→ ENTRIES SHOWN

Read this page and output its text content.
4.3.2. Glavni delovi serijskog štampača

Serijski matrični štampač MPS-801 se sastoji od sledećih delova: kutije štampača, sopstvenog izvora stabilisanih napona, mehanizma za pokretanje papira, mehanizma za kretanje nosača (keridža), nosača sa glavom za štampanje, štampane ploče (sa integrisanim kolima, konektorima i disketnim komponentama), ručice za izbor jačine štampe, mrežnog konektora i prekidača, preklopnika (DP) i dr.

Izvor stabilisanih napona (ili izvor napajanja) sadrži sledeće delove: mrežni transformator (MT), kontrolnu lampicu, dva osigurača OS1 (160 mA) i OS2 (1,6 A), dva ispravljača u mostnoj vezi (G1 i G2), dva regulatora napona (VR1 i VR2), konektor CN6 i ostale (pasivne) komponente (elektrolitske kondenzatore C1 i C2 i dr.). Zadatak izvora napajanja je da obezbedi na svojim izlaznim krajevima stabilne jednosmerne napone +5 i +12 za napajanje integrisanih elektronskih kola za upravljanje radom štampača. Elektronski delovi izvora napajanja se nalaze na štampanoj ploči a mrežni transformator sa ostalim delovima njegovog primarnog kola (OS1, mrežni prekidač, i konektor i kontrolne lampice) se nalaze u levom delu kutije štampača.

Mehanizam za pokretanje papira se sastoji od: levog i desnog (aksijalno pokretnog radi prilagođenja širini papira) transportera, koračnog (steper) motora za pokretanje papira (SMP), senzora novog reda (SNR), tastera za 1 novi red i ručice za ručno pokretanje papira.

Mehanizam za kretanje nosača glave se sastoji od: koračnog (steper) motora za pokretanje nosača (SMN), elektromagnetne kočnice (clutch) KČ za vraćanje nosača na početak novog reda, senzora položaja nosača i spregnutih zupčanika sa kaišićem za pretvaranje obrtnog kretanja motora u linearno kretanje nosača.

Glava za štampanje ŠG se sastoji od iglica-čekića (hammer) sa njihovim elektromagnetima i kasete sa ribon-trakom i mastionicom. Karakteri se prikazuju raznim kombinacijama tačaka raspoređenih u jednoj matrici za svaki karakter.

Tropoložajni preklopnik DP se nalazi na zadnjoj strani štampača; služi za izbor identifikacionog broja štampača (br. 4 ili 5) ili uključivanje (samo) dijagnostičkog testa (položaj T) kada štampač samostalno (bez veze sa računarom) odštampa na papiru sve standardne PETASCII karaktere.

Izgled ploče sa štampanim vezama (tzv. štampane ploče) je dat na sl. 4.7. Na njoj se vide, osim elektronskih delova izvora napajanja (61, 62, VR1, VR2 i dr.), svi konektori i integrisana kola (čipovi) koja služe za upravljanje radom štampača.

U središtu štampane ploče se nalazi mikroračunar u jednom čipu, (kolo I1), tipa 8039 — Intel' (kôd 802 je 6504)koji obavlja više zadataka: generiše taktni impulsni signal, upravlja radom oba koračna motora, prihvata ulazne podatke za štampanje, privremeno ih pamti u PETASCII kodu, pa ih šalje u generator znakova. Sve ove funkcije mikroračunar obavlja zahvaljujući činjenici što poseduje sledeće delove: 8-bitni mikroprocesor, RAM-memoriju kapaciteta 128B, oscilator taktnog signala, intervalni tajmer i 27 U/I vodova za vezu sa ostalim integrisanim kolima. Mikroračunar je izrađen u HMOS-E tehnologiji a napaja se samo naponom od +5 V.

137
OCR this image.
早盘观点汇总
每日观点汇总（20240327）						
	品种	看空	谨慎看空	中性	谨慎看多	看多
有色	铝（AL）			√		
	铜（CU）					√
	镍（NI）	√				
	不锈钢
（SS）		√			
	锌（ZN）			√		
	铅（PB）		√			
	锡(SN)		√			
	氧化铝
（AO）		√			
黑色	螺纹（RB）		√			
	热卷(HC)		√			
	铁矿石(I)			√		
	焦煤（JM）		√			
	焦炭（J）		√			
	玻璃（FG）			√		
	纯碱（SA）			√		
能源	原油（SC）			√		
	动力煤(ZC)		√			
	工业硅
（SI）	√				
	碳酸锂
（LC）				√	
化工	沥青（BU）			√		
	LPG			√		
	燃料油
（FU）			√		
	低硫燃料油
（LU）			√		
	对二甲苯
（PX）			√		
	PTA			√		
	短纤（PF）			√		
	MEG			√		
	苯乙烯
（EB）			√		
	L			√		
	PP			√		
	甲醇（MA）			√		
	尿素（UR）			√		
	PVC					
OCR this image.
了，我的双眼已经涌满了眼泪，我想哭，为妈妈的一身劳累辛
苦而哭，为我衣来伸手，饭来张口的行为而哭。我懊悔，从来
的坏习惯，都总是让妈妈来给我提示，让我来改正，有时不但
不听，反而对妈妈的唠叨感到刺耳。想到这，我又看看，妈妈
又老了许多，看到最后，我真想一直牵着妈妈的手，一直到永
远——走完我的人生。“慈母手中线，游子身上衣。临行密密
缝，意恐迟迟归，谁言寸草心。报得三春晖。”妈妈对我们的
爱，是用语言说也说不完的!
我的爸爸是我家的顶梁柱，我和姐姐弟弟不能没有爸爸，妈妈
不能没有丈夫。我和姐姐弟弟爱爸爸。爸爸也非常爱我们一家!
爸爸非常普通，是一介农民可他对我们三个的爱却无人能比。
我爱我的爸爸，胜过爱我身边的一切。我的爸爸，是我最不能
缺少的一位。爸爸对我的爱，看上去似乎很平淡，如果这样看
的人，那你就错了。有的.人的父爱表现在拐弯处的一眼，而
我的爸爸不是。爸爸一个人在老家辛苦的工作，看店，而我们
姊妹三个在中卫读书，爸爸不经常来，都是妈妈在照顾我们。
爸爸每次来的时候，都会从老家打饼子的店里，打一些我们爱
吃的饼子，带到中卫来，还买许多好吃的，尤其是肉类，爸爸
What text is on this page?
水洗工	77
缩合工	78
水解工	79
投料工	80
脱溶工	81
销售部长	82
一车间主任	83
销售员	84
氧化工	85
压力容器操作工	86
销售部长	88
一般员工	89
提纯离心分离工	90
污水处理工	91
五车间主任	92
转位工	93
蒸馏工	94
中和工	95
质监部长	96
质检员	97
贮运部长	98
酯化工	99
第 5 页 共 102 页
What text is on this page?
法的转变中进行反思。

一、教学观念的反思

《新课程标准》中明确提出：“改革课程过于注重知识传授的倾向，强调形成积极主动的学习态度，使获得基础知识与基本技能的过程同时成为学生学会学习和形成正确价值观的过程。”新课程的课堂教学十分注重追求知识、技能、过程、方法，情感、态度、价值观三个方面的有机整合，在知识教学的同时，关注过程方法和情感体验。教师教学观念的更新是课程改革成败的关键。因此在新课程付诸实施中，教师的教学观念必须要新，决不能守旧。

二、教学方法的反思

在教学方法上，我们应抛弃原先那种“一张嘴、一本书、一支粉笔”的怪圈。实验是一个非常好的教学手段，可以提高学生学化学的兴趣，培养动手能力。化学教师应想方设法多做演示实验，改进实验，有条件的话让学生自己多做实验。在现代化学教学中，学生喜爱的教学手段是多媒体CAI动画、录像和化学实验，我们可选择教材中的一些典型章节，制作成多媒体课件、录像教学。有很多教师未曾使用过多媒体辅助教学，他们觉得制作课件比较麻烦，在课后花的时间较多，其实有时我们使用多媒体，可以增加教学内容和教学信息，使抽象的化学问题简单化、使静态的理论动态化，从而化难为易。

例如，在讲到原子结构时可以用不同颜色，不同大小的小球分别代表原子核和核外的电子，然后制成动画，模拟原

→ SET EXERCISE
Where a line above includes "senzora", copy that line.

→ ANSWER TO THE PROBLEM
Mehanizam za pokretanje papira se sastoji od: levog i desnog (aksijalno pokretnog radi prilagođenja širini papira) transportera, koračnog (steper) motora za pokretanje papira (SMP), senzora novog reda (SNR), tastera za 1 novi red i ručice za ručno pokretanje papira.
Mehanizam za kretanje nosača glave se sastoji od: koračnog (steper) motora za pokretanje nosača (SMN), elektromagnetne kočnice (clutch) KČ za vraćanje nosača na početak novog reda, senzora položaja nosača i spregnutih zupčanika sa kaišićem za pretvaranje obrtnog kretanja motora u linearno kretanje nosača.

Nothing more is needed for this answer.